Description of the task: From the entries below, count every line that contains the word "name". Please give the number and nothing else.

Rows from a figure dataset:
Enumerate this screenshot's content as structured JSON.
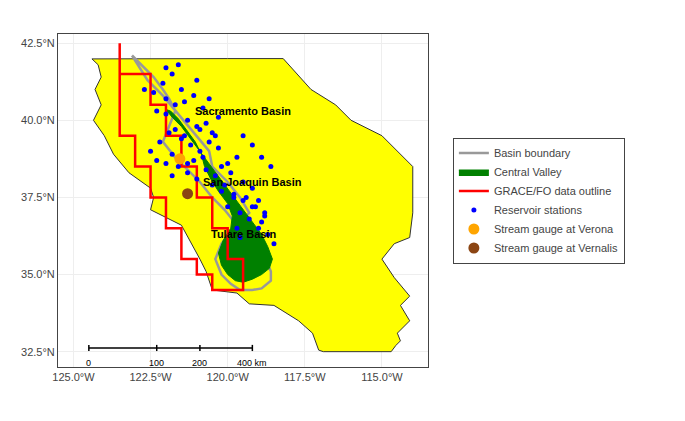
{
  "chart_data": {
    "type": "map",
    "xlim": [
      -125.5,
      -113.5
    ],
    "ylim": [
      32.0,
      42.8
    ],
    "xticks": [
      {
        "value": -125.0,
        "label": "125.0°W"
      },
      {
        "value": -122.5,
        "label": "122.5°W"
      },
      {
        "value": -120.0,
        "label": "120.0°W"
      },
      {
        "value": -117.5,
        "label": "117.5°W"
      },
      {
        "value": -115.0,
        "label": "115.0°W"
      }
    ],
    "yticks": [
      {
        "value": 32.5,
        "label": "32.5°N"
      },
      {
        "value": 35.0,
        "label": "35.0°N"
      },
      {
        "value": 37.5,
        "label": "37.5°N"
      },
      {
        "value": 40.0,
        "label": "40.0°N"
      },
      {
        "value": 42.5,
        "label": "42.5°N"
      }
    ],
    "grid": true,
    "legend": "right",
    "series": [
      {
        "type": "area",
        "color": "#FFFF00",
        "points": [
          [
            -124.4,
            41.99
          ],
          [
            -124.2,
            41.8
          ],
          [
            -124.1,
            41.4
          ],
          [
            -124.3,
            41.0
          ],
          [
            -124.1,
            40.5
          ],
          [
            -124.35,
            40.0
          ],
          [
            -124.0,
            39.5
          ],
          [
            -123.7,
            38.9
          ],
          [
            -123.2,
            38.3
          ],
          [
            -122.5,
            37.8
          ],
          [
            -122.4,
            37.5
          ],
          [
            -122.5,
            37.1
          ],
          [
            -121.9,
            36.8
          ],
          [
            -121.5,
            36.6
          ],
          [
            -120.9,
            35.5
          ],
          [
            -120.7,
            35.1
          ],
          [
            -120.5,
            34.5
          ],
          [
            -120.0,
            34.45
          ],
          [
            -119.7,
            34.4
          ],
          [
            -119.3,
            34.05
          ],
          [
            -118.5,
            34.0
          ],
          [
            -117.7,
            33.5
          ],
          [
            -117.25,
            33.1
          ],
          [
            -117.05,
            32.55
          ],
          [
            -116.9,
            32.5
          ],
          [
            -114.7,
            32.5
          ],
          [
            -114.55,
            32.7
          ],
          [
            -114.4,
            32.85
          ],
          [
            -114.5,
            33.1
          ],
          [
            -114.1,
            33.5
          ],
          [
            -114.4,
            34.0
          ],
          [
            -114.1,
            34.3
          ],
          [
            -114.6,
            34.9
          ],
          [
            -115.0,
            35.5
          ],
          [
            -114.6,
            36.0
          ],
          [
            -114.1,
            36.2
          ],
          [
            -114.0,
            37.0
          ],
          [
            -114.0,
            38.5
          ],
          [
            -114.5,
            39.0
          ],
          [
            -115.0,
            39.5
          ],
          [
            -116.0,
            40.0
          ],
          [
            -116.5,
            40.5
          ],
          [
            -117.3,
            41.0
          ],
          [
            -118.2,
            42.0
          ],
          [
            -120.0,
            42.0
          ],
          [
            -122.0,
            42.0
          ],
          [
            -123.0,
            42.0
          ],
          [
            -124.2,
            42.0
          ],
          [
            -124.4,
            41.99
          ]
        ]
      },
      {
        "name": "Basin boundary",
        "type": "line",
        "color": "#999999",
        "points": [
          [
            -123.1,
            42.1
          ],
          [
            -122.8,
            41.8
          ],
          [
            -122.4,
            41.4
          ],
          [
            -122.1,
            41.0
          ],
          [
            -121.9,
            40.7
          ],
          [
            -121.7,
            40.3
          ],
          [
            -121.9,
            39.8
          ],
          [
            -122.1,
            39.3
          ],
          [
            -121.7,
            38.8
          ],
          [
            -121.3,
            38.4
          ],
          [
            -120.9,
            38.0
          ],
          [
            -120.5,
            37.5
          ],
          [
            -120.1,
            37.1
          ],
          [
            -119.7,
            36.6
          ],
          [
            -119.2,
            36.1
          ],
          [
            -118.8,
            35.6
          ],
          [
            -118.6,
            35.1
          ],
          [
            -118.6,
            34.8
          ],
          [
            -118.9,
            34.55
          ],
          [
            -119.2,
            34.5
          ],
          [
            -119.6,
            34.5
          ],
          [
            -119.9,
            34.7
          ],
          [
            -120.2,
            35.0
          ],
          [
            -120.4,
            35.5
          ],
          [
            -120.2,
            36.0
          ],
          [
            -119.8,
            36.5
          ],
          [
            -119.3,
            37.0
          ],
          [
            -119.6,
            37.5
          ],
          [
            -120.0,
            38.0
          ],
          [
            -120.5,
            38.5
          ],
          [
            -120.6,
            39.0
          ],
          [
            -121.1,
            39.6
          ],
          [
            -121.6,
            40.2
          ],
          [
            -122.1,
            40.8
          ],
          [
            -122.6,
            41.3
          ],
          [
            -123.1,
            42.1
          ]
        ]
      },
      {
        "name": "Central Valley",
        "type": "area",
        "color": "#008000",
        "points": [
          [
            -122.0,
            40.35
          ],
          [
            -121.8,
            40.1
          ],
          [
            -121.5,
            39.8
          ],
          [
            -121.2,
            39.4
          ],
          [
            -121.0,
            39.1
          ],
          [
            -120.7,
            38.7
          ],
          [
            -120.4,
            38.3
          ],
          [
            -120.1,
            37.9
          ],
          [
            -119.8,
            37.5
          ],
          [
            -119.5,
            37.1
          ],
          [
            -119.2,
            36.7
          ],
          [
            -118.9,
            36.3
          ],
          [
            -118.7,
            35.9
          ],
          [
            -118.55,
            35.5
          ],
          [
            -118.65,
            35.2
          ],
          [
            -118.9,
            35.0
          ],
          [
            -119.2,
            34.85
          ],
          [
            -119.5,
            34.75
          ],
          [
            -119.75,
            34.8
          ],
          [
            -120.0,
            35.0
          ],
          [
            -120.2,
            35.3
          ],
          [
            -120.3,
            35.7
          ],
          [
            -120.15,
            36.1
          ],
          [
            -119.9,
            36.5
          ],
          [
            -119.85,
            36.9
          ],
          [
            -120.0,
            37.3
          ],
          [
            -120.3,
            37.7
          ],
          [
            -120.55,
            38.1
          ],
          [
            -120.75,
            38.5
          ],
          [
            -120.85,
            38.9
          ],
          [
            -121.05,
            39.3
          ],
          [
            -121.35,
            39.7
          ],
          [
            -121.6,
            40.05
          ],
          [
            -121.85,
            40.3
          ],
          [
            -122.0,
            40.35
          ]
        ]
      },
      {
        "name": "GRACE/FO data outline",
        "type": "line",
        "color": "#FF0000",
        "points": [
          [
            -123.5,
            42.5
          ],
          [
            -123.5,
            41.5
          ],
          [
            -122.5,
            41.5
          ],
          [
            -122.5,
            40.5
          ],
          [
            -122.0,
            40.5
          ],
          [
            -122.0,
            39.5
          ],
          [
            -121.5,
            39.5
          ],
          [
            -121.5,
            38.5
          ],
          [
            -121.0,
            38.5
          ],
          [
            -121.0,
            37.5
          ],
          [
            -120.5,
            37.5
          ],
          [
            -120.5,
            36.5
          ],
          [
            -120.0,
            36.5
          ],
          [
            -120.0,
            35.5
          ],
          [
            -119.5,
            35.5
          ],
          [
            -119.5,
            34.5
          ],
          [
            -120.5,
            34.5
          ],
          [
            -120.5,
            35.0
          ],
          [
            -121.0,
            35.0
          ],
          [
            -121.0,
            35.5
          ],
          [
            -121.5,
            35.5
          ],
          [
            -121.5,
            36.5
          ],
          [
            -122.0,
            36.5
          ],
          [
            -122.0,
            37.5
          ],
          [
            -122.5,
            37.5
          ],
          [
            -122.5,
            38.5
          ],
          [
            -123.0,
            38.5
          ],
          [
            -123.0,
            39.5
          ],
          [
            -123.5,
            39.5
          ],
          [
            -123.5,
            40.5
          ],
          [
            -123.5,
            40.5
          ],
          [
            -123.5,
            42.5
          ]
        ]
      },
      {
        "name": "Reservoir stations",
        "type": "scatter",
        "color": "#0000FF",
        "points": [
          [
            -122.4,
            40.9
          ],
          [
            -122.1,
            41.2
          ],
          [
            -121.8,
            41.5
          ],
          [
            -122.7,
            41.0
          ],
          [
            -121.5,
            41.0
          ],
          [
            -122.0,
            40.7
          ],
          [
            -121.7,
            40.5
          ],
          [
            -122.3,
            40.3
          ],
          [
            -122.0,
            40.2
          ],
          [
            -121.4,
            40.6
          ],
          [
            -120.8,
            40.4
          ],
          [
            -121.1,
            40.8
          ],
          [
            -121.3,
            40.0
          ],
          [
            -121.0,
            39.8
          ],
          [
            -120.5,
            39.6
          ],
          [
            -120.7,
            39.9
          ],
          [
            -121.5,
            39.4
          ],
          [
            -121.2,
            39.2
          ],
          [
            -120.9,
            39.0
          ],
          [
            -121.8,
            38.9
          ],
          [
            -121.6,
            38.5
          ],
          [
            -121.3,
            38.3
          ],
          [
            -121.0,
            38.1
          ],
          [
            -120.7,
            38.4
          ],
          [
            -120.4,
            38.2
          ],
          [
            -120.2,
            38.5
          ],
          [
            -119.9,
            38.3
          ],
          [
            -120.5,
            37.9
          ],
          [
            -120.2,
            37.7
          ],
          [
            -119.8,
            37.5
          ],
          [
            -120.0,
            37.2
          ],
          [
            -119.6,
            37.0
          ],
          [
            -119.3,
            36.8
          ],
          [
            -119.0,
            36.5
          ],
          [
            -118.7,
            36.3
          ],
          [
            -118.9,
            36.7
          ],
          [
            -119.2,
            37.2
          ],
          [
            -119.5,
            37.4
          ],
          [
            -119.8,
            37.6
          ],
          [
            -120.1,
            37.9
          ],
          [
            -121.9,
            39.6
          ],
          [
            -122.2,
            39.3
          ],
          [
            -121.4,
            39.5
          ],
          [
            -121.7,
            39.7
          ],
          [
            -122.0,
            38.6
          ],
          [
            -121.8,
            38.2
          ],
          [
            -121.1,
            38.7
          ],
          [
            -120.6,
            39.3
          ],
          [
            -120.3,
            39.1
          ],
          [
            -120.8,
            38.8
          ],
          [
            -119.5,
            38.0
          ],
          [
            -119.2,
            37.8
          ],
          [
            -118.8,
            37.0
          ],
          [
            -119.0,
            37.4
          ],
          [
            -119.7,
            36.5
          ],
          [
            -118.5,
            36.0
          ],
          [
            -122.5,
            39.0
          ],
          [
            -122.3,
            38.7
          ],
          [
            -121.0,
            41.3
          ],
          [
            -120.3,
            40.1
          ],
          [
            -120.6,
            40.7
          ],
          [
            -121.6,
            41.8
          ],
          [
            -122.0,
            41.7
          ],
          [
            -119.5,
            39.5
          ],
          [
            -119.2,
            39.2
          ],
          [
            -118.9,
            38.8
          ],
          [
            -118.6,
            38.5
          ],
          [
            -119.7,
            38.8
          ],
          [
            -120.0,
            38.6
          ],
          [
            -120.4,
            39.5
          ],
          [
            -120.9,
            39.7
          ],
          [
            -121.3,
            38.6
          ],
          [
            -119.4,
            37.5
          ],
          [
            -119.1,
            37.2
          ],
          [
            -118.8,
            36.9
          ],
          [
            -119.6,
            36.2
          ]
        ]
      },
      {
        "name": "Stream gauge at Verona",
        "type": "scatter",
        "color": "#FFA500",
        "points": [
          [
            -121.55,
            38.75
          ]
        ]
      },
      {
        "name": "Stream gauge at Vernalis",
        "type": "scatter",
        "color": "#8B4513",
        "points": [
          [
            -121.3,
            37.62
          ]
        ]
      }
    ],
    "annotations": [
      {
        "text": "Sacramento Basin",
        "x": -119.5,
        "y": 40.3
      },
      {
        "text": "San Joaquin Basin",
        "x": -119.2,
        "y": 38.0
      },
      {
        "text": "Tulare Basin",
        "x": -119.5,
        "y": 36.3
      }
    ],
    "scalebar": {
      "y": 32.62,
      "ticks": [
        -124.5,
        -122.3,
        -120.9,
        -119.2
      ],
      "labels": [
        "0",
        "100",
        "200",
        "400 km"
      ],
      "y_tick_top": 32.72,
      "y_tick_bot": 32.52,
      "y_label": 32.35
    }
  }
}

Solution to this task: 6